_THE EXERCISE_.
From the listing below, count the lines where the string "screenshot" occurs. Give the number, with no other words.

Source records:

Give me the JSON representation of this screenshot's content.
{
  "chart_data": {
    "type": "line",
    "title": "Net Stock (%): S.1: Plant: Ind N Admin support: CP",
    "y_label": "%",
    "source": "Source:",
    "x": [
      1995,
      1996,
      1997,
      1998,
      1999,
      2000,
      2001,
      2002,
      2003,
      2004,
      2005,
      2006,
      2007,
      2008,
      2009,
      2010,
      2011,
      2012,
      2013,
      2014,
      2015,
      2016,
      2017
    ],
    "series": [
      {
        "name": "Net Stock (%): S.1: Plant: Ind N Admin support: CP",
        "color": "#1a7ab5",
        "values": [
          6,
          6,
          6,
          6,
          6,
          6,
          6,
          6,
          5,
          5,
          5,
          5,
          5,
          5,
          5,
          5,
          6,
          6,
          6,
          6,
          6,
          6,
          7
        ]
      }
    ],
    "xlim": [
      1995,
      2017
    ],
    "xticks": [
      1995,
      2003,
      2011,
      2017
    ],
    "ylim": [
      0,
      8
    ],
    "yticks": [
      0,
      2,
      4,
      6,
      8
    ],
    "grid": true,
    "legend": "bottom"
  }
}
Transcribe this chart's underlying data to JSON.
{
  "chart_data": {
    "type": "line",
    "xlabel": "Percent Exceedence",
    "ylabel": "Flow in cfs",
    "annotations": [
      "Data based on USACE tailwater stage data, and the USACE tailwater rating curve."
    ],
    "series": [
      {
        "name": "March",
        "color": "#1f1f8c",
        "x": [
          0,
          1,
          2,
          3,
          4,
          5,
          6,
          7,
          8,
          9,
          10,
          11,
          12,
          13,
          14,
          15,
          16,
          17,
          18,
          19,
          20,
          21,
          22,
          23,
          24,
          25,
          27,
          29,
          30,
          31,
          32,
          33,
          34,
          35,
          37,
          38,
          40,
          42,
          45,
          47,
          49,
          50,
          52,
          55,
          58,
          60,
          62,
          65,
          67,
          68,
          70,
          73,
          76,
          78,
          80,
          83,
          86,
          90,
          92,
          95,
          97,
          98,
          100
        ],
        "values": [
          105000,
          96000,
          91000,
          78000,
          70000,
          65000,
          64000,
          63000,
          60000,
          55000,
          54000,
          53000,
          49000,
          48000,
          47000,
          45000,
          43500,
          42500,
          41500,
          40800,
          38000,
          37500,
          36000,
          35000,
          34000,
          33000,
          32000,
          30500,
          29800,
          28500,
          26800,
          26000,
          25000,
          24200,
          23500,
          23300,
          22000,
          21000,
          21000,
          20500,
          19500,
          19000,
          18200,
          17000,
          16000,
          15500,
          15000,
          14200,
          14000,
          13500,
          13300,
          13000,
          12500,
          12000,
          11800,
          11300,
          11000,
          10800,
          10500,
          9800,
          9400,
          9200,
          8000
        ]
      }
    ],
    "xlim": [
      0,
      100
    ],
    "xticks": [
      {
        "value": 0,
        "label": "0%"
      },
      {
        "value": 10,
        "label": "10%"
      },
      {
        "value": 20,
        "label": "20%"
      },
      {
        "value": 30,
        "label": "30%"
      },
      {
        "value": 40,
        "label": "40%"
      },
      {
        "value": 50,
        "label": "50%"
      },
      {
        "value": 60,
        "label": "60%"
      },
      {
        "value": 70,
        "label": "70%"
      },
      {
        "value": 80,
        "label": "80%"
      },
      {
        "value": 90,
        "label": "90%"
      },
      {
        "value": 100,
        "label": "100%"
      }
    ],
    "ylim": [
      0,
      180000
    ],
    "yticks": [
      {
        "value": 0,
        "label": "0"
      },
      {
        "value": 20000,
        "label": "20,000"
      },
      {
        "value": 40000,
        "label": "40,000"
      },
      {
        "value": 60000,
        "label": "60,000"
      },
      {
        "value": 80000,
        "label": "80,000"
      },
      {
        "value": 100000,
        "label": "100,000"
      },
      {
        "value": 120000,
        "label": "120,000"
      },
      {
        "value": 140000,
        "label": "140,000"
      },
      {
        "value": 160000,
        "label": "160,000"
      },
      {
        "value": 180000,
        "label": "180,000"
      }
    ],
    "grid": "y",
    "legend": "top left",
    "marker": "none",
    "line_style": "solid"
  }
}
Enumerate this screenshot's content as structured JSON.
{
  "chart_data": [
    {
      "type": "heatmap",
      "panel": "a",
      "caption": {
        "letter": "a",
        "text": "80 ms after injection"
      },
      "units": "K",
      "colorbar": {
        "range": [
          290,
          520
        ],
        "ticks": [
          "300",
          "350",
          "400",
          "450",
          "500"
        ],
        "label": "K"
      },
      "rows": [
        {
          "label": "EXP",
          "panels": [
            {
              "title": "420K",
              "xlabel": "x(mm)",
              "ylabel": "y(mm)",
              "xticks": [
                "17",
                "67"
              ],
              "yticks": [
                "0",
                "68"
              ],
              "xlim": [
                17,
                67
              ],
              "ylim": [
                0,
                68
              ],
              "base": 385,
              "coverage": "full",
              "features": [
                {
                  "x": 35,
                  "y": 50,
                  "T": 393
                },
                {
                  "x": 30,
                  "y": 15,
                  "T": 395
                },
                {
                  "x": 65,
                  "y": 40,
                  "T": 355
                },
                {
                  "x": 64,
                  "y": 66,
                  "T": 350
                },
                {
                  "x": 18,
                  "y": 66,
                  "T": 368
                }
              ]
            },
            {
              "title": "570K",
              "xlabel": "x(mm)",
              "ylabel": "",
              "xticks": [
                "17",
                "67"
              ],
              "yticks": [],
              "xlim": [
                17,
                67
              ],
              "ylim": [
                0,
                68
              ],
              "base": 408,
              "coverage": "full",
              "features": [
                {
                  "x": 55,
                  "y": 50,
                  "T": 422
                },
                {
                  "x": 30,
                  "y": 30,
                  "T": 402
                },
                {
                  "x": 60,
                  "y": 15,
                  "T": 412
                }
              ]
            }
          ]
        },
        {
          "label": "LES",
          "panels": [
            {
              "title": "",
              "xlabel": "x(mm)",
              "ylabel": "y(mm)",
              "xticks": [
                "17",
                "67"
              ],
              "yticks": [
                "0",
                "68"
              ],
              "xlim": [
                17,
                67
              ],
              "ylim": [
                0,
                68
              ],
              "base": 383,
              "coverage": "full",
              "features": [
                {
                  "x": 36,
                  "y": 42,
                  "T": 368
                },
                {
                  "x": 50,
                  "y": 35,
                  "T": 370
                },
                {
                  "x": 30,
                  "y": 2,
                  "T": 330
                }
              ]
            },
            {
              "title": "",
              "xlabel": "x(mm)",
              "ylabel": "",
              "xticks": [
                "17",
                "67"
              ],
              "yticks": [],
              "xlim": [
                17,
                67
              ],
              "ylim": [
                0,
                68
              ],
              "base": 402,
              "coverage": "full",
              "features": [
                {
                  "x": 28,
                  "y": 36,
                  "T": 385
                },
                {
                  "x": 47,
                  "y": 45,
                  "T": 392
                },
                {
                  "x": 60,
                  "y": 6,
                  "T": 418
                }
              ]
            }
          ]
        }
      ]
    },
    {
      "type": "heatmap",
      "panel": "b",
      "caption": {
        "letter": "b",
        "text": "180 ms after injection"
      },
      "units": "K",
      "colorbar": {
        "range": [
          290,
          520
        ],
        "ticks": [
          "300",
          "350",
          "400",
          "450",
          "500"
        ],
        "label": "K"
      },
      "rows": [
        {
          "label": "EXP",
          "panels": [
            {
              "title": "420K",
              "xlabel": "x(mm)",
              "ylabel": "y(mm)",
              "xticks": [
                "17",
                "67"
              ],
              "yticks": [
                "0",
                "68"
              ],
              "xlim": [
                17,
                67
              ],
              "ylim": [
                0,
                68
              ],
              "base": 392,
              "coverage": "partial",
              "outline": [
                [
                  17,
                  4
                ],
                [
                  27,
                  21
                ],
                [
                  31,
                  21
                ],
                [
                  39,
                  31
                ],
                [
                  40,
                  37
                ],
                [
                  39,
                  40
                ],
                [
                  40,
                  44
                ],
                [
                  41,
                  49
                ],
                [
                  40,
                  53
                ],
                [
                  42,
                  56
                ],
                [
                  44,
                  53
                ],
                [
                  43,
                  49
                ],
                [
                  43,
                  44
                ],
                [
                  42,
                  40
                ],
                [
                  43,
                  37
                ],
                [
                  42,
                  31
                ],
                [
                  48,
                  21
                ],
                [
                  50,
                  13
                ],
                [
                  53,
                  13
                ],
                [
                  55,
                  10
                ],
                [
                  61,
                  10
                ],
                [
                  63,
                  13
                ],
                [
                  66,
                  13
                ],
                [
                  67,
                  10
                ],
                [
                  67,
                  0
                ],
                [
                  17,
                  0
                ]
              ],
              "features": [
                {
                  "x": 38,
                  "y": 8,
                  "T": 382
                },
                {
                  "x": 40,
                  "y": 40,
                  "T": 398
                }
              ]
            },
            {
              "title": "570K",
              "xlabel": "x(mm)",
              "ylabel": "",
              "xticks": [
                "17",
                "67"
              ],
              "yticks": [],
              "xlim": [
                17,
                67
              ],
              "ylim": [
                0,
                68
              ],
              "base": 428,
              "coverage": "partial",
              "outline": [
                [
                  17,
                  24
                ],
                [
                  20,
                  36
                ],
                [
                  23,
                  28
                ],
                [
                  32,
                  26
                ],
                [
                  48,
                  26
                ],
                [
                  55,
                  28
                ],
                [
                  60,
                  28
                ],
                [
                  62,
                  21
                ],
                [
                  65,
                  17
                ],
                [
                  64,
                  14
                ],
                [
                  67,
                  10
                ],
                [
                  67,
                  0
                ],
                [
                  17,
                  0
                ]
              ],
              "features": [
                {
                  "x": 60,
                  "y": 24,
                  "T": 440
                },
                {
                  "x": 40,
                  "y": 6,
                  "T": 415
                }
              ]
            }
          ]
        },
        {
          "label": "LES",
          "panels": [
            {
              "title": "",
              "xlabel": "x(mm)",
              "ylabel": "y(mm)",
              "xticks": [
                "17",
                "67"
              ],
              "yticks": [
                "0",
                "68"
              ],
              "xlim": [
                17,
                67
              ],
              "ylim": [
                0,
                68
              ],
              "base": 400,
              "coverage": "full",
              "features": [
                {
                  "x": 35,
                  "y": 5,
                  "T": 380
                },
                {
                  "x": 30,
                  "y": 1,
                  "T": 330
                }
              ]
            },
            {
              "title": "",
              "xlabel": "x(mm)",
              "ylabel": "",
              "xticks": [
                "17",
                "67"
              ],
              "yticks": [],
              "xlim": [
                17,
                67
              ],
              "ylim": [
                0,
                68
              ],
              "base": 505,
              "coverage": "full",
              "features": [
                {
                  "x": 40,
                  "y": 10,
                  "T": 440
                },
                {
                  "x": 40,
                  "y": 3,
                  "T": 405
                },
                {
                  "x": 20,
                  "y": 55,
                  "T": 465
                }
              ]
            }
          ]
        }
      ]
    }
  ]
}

_EXERCISE RESPONSE_.
2